### INSTRUCTIONS FOR THE TASK
Give back the full material, exactly as it reads.

### Figure dataset records
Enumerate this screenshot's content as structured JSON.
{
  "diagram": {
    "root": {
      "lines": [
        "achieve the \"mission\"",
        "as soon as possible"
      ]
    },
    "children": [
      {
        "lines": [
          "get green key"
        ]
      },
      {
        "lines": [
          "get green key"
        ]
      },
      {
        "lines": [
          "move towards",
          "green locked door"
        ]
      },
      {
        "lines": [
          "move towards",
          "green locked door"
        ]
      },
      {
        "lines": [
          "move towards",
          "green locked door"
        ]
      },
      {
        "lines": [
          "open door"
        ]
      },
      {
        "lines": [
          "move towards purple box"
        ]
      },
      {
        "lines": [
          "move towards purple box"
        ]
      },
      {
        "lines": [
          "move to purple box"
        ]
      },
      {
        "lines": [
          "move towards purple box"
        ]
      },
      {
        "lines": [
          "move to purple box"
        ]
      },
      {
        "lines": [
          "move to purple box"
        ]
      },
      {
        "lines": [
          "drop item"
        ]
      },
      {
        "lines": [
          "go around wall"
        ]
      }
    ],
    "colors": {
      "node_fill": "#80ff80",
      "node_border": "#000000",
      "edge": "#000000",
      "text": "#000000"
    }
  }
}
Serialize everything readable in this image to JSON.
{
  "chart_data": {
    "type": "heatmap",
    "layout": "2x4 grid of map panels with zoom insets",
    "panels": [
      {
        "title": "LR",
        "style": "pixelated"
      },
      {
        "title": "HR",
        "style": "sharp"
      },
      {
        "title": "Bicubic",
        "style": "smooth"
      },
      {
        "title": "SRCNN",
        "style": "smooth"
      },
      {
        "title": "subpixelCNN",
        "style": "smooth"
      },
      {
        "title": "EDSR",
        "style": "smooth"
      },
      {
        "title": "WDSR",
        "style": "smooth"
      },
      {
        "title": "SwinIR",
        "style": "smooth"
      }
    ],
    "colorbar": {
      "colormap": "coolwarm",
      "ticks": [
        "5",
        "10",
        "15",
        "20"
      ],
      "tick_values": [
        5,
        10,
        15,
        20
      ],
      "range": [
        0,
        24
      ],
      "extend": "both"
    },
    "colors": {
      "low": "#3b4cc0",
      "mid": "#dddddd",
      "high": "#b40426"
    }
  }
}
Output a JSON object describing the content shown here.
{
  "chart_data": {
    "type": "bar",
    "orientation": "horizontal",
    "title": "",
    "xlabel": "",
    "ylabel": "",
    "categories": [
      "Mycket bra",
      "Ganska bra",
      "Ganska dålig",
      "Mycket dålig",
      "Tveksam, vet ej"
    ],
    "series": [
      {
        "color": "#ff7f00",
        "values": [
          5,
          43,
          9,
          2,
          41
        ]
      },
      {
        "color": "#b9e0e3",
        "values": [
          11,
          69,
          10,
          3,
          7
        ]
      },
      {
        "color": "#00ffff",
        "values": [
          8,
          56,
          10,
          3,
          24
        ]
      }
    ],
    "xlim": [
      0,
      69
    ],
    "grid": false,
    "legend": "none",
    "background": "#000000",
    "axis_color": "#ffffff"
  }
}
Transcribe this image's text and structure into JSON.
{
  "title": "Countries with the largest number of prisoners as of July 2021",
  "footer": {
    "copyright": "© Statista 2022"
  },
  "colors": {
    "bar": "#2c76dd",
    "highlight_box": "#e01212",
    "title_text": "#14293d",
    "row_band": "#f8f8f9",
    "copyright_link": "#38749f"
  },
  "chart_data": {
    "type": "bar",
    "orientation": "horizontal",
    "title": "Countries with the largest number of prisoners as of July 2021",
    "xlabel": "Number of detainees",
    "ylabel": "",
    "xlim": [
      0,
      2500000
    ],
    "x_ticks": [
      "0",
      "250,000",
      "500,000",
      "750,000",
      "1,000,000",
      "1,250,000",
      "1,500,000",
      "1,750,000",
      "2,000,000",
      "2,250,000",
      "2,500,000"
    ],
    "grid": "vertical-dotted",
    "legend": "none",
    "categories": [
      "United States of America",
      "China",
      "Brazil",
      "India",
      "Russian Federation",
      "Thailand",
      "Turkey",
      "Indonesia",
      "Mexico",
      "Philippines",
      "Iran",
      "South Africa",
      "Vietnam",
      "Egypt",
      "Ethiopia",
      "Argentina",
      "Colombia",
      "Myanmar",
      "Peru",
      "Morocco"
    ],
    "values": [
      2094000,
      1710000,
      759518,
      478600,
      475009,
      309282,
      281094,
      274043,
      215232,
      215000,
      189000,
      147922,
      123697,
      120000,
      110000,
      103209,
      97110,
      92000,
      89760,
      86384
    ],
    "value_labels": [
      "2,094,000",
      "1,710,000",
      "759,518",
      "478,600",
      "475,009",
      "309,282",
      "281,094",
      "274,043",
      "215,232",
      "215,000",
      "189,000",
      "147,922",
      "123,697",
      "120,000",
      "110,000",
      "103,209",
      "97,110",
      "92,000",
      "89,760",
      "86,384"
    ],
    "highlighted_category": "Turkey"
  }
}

### EXPECTED ANSWER
Enumerate this screenshot's content as structured JSON.
{
  "diagram": {
    "root": {
      "lines": [
        "achieve the \"mission\"",
        "as soon as possible"
      ]
    },
    "children": [
      {
        "lines": [
          "get green key"
        ]
      },
      {
        "lines": [
          "get green key"
        ]
      },
      {
        "lines": [
          "move towards",
          "green locked door"
        ]
      },
      {
        "lines": [
          "move towards",
          "green locked door"
        ]
      },
      {
        "lines": [
          "move towards",
          "green locked door"
        ]
      },
      {
        "lines": [
          "open door"
        ]
      },
      {
        "lines": [
          "move towards purple box"
        ]
      },
      {
        "lines": [
          "move towards purple box"
        ]
      },
      {
        "lines": [
          "move to purple box"
        ]
      },
      {
        "lines": [
          "move towards purple box"
        ]
      },
      {
        "lines": [
          "move to purple box"
        ]
      },
      {
        "lines": [
          "move to purple box"
        ]
      },
      {
        "lines": [
          "drop item"
        ]
      },
      {
        "lines": [
          "go around wall"
        ]
      }
    ],
    "colors": {
      "node_fill": "#80ff80",
      "node_border": "#000000",
      "edge": "#000000",
      "text": "#000000"
    }
  }
}
Serialize everything readable in this image to JSON.
{
  "chart_data": {
    "type": "heatmap",
    "layout": "2x4 grid of map panels with zoom insets",
    "panels": [
      {
        "title": "LR",
        "style": "pixelated"
      },
      {
        "title": "HR",
        "style": "sharp"
      },
      {
        "title": "Bicubic",
        "style": "smooth"
      },
      {
        "title": "SRCNN",
        "style": "smooth"
      },
      {
        "title": "subpixelCNN",
        "style": "smooth"
      },
      {
        "title": "EDSR",
        "style": "smooth"
      },
      {
        "title": "WDSR",
        "style": "smooth"
      },
      {
        "title": "SwinIR",
        "style": "smooth"
      }
    ],
    "colorbar": {
      "colormap": "coolwarm",
      "ticks": [
        "5",
        "10",
        "15",
        "20"
      ],
      "tick_values": [
        5,
        10,
        15,
        20
      ],
      "range": [
        0,
        24
      ],
      "extend": "both"
    },
    "colors": {
      "low": "#3b4cc0",
      "mid": "#dddddd",
      "high": "#b40426"
    }
  }
}
Output a JSON object describing the content shown here.
{
  "chart_data": {
    "type": "bar",
    "orientation": "horizontal",
    "title": "",
    "xlabel": "",
    "ylabel": "",
    "categories": [
      "Mycket bra",
      "Ganska bra",
      "Ganska dålig",
      "Mycket dålig",
      "Tveksam, vet ej"
    ],
    "series": [
      {
        "color": "#ff7f00",
        "values": [
          5,
          43,
          9,
          2,
          41
        ]
      },
      {
        "color": "#b9e0e3",
        "values": [
          11,
          69,
          10,
          3,
          7
        ]
      },
      {
        "color": "#00ffff",
        "values": [
          8,
          56,
          10,
          3,
          24
        ]
      }
    ],
    "xlim": [
      0,
      69
    ],
    "grid": false,
    "legend": "none",
    "background": "#000000",
    "axis_color": "#ffffff"
  }
}
Transcribe this image's text and structure into JSON.
{
  "title": "Countries with the largest number of prisoners as of July 2021",
  "footer": {
    "copyright": "© Statista 2022"
  },
  "colors": {
    "bar": "#2c76dd",
    "highlight_box": "#e01212",
    "title_text": "#14293d",
    "row_band": "#f8f8f9",
    "copyright_link": "#38749f"
  },
  "chart_data": {
    "type": "bar",
    "orientation": "horizontal",
    "title": "Countries with the largest number of prisoners as of July 2021",
    "xlabel": "Number of detainees",
    "ylabel": "",
    "xlim": [
      0,
      2500000
    ],
    "x_ticks": [
      "0",
      "250,000",
      "500,000",
      "750,000",
      "1,000,000",
      "1,250,000",
      "1,500,000",
      "1,750,000",
      "2,000,000",
      "2,250,000",
      "2,500,000"
    ],
    "grid": "vertical-dotted",
    "legend": "none",
    "categories": [
      "United States of America",
      "China",
      "Brazil",
      "India",
      "Russian Federation",
      "Thailand",
      "Turkey",
      "Indonesia",
      "Mexico",
      "Philippines",
      "Iran",
      "South Africa",
      "Vietnam",
      "Egypt",
      "Ethiopia",
      "Argentina",
      "Colombia",
      "Myanmar",
      "Peru",
      "Morocco"
    ],
    "values": [
      2094000,
      1710000,
      759518,
      478600,
      475009,
      309282,
      281094,
      274043,
      215232,
      215000,
      189000,
      147922,
      123697,
      120000,
      110000,
      103209,
      97110,
      92000,
      89760,
      86384
    ],
    "value_labels": [
      "2,094,000",
      "1,710,000",
      "759,518",
      "478,600",
      "475,009",
      "309,282",
      "281,094",
      "274,043",
      "215,232",
      "215,000",
      "189,000",
      "147,922",
      "123,697",
      "120,000",
      "110,000",
      "103,209",
      "97,110",
      "92,000",
      "89,760",
      "86,384"
    ],
    "highlighted_category": "Turkey"
  }
}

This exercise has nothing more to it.